STATED TASK 1 — Write out the part of the listing that opens with its first line and closes with the line containing "grid-cell: G [223, 285, 255, 315]", both ends included, as a JSON list of strings with one string per line and blank lines left out.

SOURCE —
Overview
Saudi Arabia’s investment in carbon capture, utilisation, and storage represents a strategic wager that hydrocarbons can remain part of the global energy system in a carbon-constrained world — provided their emissions are managed effectively. The Kingdom is pursuing one of the most ambitious CCUS agendas among hydrocarbon-producing nations, with a target to capture and store or utilise 44 million tonnes of CO2 annually by 2035. This initiative is not motivated by altruism alone; it is a defence of the Kingdom’s core economic asset. If Saudi Arabia can demonstrate that oil and gas can be produced, processed, and consumed with dramatically reduced carbon emissions, it strengthens the long-term demand outlook for hydrocarbons and protects the value of reserves worth trillions of dollars.
The CCUS programme intersects with multiple Vision 2030 objectives: it enables blue hydrogen production for export, supports the circular carbon economy framework aligned with the broader energy transition championed by Saudi Arabia internationally, creates new industrial capabilities and employment, and positions the Kingdom as a technology leader in emissions management.

STATED TASK 2 — According to the overview on Saudi Arabia's carbon capture efforts, what are all the ways the program ties in with Vision 2030 objectives?

TASK MATERIAL —
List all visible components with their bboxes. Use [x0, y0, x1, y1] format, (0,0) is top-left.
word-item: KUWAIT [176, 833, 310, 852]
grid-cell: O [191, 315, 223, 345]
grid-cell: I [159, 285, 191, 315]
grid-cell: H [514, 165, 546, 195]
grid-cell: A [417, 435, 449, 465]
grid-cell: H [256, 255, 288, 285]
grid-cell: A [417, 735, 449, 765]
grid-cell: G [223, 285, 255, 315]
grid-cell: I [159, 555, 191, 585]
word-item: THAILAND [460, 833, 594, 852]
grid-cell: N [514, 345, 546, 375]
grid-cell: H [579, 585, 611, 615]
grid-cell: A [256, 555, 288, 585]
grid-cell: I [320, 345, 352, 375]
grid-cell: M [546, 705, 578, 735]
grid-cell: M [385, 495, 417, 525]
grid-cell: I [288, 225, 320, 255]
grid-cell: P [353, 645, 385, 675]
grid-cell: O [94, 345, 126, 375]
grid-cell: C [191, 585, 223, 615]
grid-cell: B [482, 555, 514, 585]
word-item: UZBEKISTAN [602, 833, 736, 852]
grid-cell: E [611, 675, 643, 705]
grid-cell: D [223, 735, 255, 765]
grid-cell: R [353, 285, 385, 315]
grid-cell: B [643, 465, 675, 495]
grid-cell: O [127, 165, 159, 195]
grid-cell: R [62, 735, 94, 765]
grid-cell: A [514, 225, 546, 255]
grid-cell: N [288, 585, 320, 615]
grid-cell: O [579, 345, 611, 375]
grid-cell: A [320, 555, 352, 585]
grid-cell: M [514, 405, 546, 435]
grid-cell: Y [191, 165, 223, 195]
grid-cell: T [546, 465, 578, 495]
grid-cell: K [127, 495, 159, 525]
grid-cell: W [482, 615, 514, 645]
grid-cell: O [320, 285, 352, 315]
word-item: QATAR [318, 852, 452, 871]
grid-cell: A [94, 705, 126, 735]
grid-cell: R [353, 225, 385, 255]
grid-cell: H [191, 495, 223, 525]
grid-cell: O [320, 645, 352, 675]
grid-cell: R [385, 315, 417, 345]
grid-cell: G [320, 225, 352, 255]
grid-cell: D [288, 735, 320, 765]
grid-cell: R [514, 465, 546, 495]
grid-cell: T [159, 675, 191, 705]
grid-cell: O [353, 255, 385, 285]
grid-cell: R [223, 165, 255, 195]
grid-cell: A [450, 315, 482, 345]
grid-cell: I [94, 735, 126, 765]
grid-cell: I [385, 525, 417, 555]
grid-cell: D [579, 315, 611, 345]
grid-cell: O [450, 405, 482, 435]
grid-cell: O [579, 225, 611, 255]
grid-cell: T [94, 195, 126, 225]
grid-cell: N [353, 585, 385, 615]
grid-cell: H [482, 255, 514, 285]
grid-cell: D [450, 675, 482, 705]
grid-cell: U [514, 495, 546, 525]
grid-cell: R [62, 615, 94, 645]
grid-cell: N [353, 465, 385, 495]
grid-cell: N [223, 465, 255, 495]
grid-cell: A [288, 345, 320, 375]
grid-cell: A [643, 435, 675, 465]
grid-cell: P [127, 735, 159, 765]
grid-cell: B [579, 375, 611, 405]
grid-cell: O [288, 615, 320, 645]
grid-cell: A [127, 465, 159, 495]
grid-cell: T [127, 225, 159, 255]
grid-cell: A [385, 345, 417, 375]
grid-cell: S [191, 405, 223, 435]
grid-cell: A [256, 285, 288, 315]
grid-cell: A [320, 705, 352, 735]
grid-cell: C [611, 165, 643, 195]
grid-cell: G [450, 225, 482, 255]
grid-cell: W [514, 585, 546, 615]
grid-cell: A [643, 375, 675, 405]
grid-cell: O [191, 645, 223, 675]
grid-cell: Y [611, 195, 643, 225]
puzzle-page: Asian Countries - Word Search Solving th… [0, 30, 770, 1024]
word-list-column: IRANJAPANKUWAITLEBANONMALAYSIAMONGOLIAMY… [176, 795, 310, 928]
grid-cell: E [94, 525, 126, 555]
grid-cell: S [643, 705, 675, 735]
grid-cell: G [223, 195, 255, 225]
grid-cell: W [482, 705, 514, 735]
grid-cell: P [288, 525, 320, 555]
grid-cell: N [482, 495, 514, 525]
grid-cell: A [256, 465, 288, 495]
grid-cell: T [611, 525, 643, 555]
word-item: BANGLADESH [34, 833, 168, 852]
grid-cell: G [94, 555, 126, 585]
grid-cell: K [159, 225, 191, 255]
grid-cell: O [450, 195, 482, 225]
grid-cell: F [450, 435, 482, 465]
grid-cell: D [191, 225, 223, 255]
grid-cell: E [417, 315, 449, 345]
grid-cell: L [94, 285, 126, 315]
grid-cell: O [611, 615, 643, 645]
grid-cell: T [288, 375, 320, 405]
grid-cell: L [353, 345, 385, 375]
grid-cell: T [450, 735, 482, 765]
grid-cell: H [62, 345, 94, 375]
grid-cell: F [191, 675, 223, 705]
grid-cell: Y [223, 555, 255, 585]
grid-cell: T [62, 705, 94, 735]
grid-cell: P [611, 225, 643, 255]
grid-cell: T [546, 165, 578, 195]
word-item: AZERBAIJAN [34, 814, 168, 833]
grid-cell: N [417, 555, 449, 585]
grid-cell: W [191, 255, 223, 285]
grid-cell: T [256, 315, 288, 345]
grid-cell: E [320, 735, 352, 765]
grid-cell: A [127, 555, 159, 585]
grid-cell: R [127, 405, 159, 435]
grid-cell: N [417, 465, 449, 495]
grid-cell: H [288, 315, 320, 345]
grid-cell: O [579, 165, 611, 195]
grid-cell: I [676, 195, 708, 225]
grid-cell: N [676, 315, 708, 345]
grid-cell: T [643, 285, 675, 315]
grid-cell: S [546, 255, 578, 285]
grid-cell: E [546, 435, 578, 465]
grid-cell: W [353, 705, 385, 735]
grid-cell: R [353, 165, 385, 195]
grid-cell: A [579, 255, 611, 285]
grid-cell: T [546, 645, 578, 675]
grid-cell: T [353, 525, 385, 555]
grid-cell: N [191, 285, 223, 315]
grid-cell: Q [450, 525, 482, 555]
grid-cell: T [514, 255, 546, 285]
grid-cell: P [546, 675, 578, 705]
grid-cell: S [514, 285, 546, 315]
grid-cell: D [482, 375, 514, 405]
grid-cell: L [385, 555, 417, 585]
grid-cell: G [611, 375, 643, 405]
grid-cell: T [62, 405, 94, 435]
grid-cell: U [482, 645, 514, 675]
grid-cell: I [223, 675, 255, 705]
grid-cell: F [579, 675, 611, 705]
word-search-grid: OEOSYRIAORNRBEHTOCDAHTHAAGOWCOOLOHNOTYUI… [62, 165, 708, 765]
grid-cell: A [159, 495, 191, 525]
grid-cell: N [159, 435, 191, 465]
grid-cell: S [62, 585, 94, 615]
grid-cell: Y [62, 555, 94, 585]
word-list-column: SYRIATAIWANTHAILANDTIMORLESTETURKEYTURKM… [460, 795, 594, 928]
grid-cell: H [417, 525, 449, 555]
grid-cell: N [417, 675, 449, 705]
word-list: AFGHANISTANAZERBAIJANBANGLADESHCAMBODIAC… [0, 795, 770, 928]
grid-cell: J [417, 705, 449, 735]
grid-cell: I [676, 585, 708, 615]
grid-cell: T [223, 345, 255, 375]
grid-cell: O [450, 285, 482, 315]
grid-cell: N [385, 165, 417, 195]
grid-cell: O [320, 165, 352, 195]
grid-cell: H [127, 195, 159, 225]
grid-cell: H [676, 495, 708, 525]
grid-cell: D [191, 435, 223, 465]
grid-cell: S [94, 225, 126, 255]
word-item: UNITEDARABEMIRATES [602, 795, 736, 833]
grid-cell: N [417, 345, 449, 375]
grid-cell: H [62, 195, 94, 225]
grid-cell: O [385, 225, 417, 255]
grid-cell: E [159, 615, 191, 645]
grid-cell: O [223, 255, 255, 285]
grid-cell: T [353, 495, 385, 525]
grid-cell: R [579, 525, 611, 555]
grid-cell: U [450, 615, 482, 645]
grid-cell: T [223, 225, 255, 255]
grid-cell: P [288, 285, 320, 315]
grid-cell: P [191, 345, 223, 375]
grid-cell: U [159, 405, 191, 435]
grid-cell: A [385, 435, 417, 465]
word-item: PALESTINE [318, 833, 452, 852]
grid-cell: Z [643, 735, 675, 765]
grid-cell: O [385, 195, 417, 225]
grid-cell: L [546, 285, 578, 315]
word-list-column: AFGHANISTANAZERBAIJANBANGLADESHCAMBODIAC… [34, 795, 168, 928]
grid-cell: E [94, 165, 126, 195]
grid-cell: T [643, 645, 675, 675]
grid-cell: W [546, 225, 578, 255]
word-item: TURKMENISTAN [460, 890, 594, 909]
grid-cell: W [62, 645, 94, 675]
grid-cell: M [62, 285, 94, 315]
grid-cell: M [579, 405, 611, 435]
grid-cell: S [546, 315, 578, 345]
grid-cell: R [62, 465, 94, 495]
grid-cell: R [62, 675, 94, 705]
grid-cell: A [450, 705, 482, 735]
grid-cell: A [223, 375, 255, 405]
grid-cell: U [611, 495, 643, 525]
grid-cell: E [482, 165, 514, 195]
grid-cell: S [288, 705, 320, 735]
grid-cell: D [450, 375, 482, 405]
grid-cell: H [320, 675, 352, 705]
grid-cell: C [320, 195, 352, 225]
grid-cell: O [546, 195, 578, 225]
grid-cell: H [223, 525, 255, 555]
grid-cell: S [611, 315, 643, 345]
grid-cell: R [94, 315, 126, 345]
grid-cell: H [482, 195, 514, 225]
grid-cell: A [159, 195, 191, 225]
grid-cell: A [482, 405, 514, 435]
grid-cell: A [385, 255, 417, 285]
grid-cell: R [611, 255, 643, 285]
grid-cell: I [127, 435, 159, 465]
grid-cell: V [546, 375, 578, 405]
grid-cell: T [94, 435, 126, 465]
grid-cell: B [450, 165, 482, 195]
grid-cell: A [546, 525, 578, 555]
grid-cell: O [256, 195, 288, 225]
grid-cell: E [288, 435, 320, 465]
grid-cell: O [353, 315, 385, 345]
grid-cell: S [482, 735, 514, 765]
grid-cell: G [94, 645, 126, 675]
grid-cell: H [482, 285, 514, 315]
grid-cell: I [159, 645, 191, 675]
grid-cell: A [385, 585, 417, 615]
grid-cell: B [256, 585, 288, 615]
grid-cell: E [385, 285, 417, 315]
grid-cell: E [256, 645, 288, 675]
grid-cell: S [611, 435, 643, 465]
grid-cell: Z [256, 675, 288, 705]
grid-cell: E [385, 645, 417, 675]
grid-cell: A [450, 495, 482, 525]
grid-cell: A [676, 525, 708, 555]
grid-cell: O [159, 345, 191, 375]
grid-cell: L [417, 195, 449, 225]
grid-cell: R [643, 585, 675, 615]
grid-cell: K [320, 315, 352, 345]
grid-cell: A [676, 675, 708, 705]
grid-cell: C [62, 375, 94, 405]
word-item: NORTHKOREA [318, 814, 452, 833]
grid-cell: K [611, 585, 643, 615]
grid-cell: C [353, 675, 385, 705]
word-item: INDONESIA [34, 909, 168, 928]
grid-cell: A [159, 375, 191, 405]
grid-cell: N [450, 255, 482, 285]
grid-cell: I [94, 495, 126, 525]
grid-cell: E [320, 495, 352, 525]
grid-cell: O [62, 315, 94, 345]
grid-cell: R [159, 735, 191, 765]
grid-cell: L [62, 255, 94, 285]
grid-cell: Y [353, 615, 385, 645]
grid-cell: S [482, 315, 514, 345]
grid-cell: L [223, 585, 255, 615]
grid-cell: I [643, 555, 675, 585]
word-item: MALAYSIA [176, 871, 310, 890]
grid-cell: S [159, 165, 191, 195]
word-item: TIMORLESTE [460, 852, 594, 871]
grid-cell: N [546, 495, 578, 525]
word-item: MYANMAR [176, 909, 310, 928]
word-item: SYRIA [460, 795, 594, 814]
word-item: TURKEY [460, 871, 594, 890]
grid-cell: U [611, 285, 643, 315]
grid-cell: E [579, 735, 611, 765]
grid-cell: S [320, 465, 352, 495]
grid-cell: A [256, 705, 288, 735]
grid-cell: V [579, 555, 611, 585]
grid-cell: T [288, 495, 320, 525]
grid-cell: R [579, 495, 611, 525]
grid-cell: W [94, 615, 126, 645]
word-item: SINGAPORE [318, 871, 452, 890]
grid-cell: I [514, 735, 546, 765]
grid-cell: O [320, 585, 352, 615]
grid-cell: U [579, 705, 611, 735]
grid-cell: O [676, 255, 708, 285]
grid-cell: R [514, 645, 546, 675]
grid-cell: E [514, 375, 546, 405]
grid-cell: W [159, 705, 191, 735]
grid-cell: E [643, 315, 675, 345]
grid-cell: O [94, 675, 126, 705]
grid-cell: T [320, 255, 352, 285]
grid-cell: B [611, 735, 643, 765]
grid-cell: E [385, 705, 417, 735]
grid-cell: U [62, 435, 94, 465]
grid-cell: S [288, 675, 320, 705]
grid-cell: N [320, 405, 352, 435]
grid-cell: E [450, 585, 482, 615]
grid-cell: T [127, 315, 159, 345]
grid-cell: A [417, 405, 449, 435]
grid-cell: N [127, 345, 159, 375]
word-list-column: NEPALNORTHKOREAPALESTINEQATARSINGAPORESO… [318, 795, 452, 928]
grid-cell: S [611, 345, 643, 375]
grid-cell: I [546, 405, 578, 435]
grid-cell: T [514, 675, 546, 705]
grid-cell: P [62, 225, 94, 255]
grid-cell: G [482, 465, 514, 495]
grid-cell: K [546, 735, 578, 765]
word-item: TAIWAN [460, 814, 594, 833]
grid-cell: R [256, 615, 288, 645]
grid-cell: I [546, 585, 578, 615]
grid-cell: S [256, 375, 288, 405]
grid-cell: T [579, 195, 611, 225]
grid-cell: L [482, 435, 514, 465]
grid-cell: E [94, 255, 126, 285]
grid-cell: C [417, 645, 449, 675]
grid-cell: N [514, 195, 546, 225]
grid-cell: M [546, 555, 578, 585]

ANSWER 1 —
[
  "List all visible components with their bboxes. Use [x0, y0, x1, y1] format, (0,0) is top-left.",
  "word-item: KUWAIT [176, 833, 310, 852]",
  "grid-cell: O [191, 315, 223, 345]",
  "grid-cell: I [159, 285, 191, 315]",
  "grid-cell: H [514, 165, 546, 195]",
  "grid-cell: A [417, 435, 449, 465]",
  "grid-cell: H [256, 255, 288, 285]",
  "grid-cell: A [417, 735, 449, 765]",
  "grid-cell: G [223, 285, 255, 315]"
]

ANSWER 2 —
- It enables blue hydrogen production for export.
- It supports the circular carbon economy framework aligned with the broader energy transition championed by Saudi Arabia internationally.
- It creates new industrial capabilities and employment.
- It positions the Kingdom as a technology leader in emissions management.